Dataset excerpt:
Begin

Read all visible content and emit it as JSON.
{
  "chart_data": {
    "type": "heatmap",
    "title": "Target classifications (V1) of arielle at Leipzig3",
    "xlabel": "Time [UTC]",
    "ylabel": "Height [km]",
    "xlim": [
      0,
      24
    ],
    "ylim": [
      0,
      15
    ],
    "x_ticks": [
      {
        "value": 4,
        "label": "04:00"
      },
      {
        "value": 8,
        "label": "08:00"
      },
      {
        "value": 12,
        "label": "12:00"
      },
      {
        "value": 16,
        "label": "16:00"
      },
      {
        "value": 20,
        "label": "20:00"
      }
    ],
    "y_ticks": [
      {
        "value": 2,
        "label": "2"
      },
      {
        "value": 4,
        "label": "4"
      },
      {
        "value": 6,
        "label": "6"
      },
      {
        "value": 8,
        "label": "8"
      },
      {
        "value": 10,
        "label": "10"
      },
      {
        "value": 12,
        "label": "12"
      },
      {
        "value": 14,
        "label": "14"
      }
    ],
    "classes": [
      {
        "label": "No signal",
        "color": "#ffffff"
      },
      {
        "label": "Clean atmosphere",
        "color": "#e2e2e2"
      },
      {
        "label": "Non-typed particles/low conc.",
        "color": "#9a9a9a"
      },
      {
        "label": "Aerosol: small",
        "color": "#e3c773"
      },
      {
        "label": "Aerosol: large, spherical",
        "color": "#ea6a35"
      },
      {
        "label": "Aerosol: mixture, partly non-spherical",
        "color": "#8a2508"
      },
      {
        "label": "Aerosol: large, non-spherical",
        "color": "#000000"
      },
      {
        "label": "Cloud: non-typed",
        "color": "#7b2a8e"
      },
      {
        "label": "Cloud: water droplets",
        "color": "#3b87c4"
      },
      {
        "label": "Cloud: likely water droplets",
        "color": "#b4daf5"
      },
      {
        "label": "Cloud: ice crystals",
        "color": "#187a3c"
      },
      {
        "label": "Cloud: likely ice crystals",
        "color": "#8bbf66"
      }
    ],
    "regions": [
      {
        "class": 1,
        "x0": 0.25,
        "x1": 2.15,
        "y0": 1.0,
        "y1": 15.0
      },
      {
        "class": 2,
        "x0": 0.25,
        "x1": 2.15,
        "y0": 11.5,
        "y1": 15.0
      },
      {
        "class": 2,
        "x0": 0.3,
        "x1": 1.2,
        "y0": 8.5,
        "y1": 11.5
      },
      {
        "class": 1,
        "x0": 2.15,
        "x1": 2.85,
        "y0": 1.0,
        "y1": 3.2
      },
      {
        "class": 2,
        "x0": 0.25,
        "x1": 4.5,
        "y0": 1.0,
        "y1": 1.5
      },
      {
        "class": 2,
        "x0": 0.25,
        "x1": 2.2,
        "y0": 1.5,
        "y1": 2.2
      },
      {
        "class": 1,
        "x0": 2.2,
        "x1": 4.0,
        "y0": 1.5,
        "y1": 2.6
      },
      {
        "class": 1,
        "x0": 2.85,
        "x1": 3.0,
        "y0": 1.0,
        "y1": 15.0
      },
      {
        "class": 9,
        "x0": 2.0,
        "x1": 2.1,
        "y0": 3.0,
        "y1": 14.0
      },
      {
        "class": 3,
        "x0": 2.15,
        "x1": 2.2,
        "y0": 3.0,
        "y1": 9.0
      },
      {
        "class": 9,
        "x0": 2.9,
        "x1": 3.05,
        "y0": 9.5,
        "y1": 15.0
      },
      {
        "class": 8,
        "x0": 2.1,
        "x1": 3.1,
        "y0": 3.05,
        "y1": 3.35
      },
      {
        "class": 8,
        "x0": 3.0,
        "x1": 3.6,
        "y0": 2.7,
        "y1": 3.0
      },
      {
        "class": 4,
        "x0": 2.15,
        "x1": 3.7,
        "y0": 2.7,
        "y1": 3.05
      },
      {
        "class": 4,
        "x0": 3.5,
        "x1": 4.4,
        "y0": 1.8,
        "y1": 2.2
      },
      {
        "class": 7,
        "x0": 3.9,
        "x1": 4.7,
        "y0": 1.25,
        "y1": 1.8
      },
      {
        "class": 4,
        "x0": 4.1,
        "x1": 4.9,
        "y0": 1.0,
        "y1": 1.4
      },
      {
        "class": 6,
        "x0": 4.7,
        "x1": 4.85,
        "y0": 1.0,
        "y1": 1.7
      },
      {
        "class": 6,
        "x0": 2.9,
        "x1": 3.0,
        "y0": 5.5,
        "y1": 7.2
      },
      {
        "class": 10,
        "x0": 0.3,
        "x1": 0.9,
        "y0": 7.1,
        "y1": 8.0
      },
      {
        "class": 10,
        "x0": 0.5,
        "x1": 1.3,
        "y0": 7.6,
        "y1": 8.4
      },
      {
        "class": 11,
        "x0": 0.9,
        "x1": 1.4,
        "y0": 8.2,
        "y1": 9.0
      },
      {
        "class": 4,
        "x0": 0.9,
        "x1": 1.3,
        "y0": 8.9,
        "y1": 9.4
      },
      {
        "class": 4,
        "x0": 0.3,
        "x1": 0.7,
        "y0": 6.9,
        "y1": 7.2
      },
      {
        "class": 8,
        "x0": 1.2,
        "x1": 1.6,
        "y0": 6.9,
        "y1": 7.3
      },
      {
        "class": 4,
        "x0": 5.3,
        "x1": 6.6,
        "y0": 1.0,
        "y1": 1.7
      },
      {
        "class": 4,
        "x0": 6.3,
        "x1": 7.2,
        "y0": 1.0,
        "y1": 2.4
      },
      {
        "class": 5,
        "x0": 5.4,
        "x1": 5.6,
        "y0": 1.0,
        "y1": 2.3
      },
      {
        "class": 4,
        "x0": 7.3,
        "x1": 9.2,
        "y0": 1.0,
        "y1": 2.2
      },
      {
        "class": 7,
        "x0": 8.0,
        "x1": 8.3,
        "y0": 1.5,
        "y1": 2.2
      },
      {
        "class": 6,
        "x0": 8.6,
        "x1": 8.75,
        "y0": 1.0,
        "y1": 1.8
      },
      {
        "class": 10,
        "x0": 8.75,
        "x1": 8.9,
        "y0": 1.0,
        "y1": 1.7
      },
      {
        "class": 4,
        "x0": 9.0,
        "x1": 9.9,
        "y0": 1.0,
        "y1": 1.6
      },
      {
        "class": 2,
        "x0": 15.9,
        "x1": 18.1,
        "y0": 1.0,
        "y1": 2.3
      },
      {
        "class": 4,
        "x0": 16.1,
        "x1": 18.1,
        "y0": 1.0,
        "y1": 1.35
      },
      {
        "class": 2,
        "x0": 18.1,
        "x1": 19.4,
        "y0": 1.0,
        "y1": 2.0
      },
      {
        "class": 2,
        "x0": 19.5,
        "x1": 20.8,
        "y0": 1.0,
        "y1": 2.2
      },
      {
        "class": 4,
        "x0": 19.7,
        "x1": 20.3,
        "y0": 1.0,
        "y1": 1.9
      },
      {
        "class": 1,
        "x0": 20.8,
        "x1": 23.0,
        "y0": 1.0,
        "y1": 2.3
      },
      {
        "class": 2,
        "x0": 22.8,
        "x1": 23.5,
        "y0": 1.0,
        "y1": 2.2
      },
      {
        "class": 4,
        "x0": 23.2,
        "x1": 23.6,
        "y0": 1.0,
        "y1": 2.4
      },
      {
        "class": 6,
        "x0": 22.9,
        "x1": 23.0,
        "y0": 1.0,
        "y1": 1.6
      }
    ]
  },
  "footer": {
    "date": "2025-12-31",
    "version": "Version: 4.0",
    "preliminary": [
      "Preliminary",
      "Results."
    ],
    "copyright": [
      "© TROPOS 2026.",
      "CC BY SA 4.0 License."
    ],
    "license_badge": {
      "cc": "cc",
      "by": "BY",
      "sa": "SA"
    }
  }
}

End

What the task requires: State only the number of lines in these entries that contain "spherical".

Finished exercise: 3